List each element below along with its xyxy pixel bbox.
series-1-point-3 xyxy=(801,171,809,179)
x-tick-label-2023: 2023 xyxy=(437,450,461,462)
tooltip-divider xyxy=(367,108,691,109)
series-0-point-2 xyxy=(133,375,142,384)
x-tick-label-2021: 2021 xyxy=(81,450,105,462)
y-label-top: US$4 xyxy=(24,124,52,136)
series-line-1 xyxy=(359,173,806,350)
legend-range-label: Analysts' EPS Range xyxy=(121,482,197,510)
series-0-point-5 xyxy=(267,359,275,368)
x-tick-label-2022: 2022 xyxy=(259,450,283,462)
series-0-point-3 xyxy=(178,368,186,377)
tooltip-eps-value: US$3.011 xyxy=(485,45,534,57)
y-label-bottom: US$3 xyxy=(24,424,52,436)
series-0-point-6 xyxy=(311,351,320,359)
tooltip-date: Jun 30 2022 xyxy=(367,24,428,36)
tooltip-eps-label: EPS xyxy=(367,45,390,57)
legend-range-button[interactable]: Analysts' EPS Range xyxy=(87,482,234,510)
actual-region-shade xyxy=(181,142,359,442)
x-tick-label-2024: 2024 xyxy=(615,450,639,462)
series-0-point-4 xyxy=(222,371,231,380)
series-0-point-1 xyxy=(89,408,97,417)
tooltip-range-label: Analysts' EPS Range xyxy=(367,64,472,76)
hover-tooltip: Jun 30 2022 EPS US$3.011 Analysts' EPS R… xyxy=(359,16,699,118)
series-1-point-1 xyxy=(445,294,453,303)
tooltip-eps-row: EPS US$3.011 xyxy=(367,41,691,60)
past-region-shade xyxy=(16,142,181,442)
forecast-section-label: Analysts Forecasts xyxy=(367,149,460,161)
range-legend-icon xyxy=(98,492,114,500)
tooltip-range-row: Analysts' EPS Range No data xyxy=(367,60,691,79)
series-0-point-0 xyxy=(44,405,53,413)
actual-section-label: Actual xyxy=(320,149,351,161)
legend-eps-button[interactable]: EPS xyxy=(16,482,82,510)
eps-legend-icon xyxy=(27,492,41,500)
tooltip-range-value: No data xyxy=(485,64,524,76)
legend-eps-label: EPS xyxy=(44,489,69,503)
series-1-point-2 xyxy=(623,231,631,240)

··········

Your task ▸
Retype the lines of the material from the start through the line containing "x-tick-label-2021: 2021 xyxy=(81,450,105,462)", inclusive, reproducing each one exactly.

Task solution ▸
List each element below along with its xyxy pixel bbox.
series-1-point-3 xyxy=(801,171,809,179)
x-tick-label-2023: 2023 xyxy=(437,450,461,462)
tooltip-divider xyxy=(367,108,691,109)
series-0-point-2 xyxy=(133,375,142,384)
x-tick-label-2021: 2021 xyxy=(81,450,105,462)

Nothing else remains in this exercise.